> SHORT EXERCISE
Copy out all lines carrying the word "template".

[Stored entries]
## Begin

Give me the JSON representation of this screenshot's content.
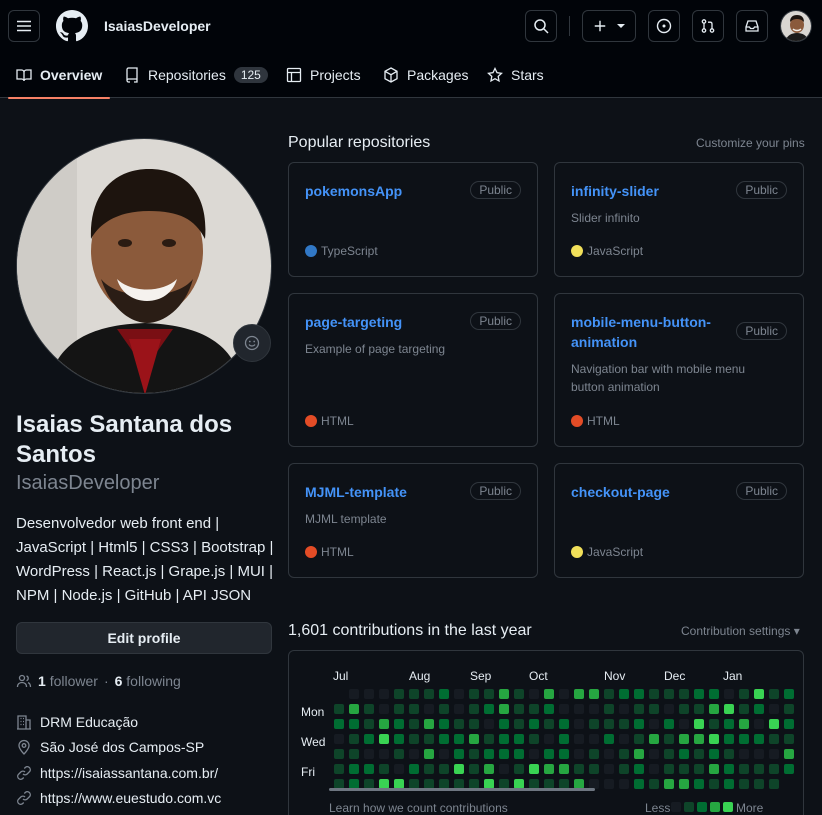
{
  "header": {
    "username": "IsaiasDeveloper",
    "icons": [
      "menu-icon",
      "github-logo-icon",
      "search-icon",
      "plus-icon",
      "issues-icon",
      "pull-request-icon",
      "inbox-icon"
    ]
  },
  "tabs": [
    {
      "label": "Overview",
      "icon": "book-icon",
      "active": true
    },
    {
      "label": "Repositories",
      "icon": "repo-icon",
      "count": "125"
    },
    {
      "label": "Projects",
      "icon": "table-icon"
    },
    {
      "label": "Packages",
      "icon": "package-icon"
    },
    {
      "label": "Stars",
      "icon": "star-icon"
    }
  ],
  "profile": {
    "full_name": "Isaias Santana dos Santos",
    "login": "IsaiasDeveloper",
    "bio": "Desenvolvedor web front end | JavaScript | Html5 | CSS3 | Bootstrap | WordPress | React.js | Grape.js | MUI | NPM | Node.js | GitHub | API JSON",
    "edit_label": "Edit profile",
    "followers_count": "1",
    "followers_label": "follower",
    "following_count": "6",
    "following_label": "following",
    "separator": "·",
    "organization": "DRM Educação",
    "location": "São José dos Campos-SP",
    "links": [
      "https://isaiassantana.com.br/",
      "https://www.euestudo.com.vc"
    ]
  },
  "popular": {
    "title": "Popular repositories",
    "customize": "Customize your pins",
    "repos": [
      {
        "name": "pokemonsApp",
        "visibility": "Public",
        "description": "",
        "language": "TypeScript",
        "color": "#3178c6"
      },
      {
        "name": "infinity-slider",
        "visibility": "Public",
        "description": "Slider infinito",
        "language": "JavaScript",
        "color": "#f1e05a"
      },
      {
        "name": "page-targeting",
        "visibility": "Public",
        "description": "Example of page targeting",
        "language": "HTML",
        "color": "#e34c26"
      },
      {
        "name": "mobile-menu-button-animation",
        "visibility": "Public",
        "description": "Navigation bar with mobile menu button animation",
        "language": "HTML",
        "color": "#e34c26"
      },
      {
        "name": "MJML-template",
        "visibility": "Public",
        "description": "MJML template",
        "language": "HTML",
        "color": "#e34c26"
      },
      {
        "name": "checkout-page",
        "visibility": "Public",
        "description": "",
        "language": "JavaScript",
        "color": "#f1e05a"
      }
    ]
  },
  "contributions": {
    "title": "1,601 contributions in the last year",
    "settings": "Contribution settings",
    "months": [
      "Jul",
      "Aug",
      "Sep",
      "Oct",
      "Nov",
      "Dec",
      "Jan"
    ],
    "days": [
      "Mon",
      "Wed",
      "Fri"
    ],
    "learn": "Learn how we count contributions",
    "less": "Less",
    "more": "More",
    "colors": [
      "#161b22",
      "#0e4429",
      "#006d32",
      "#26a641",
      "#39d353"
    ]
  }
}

## End

> RESPONSE BELOW
        "name": "MJML-template",
        "description": "MJML template",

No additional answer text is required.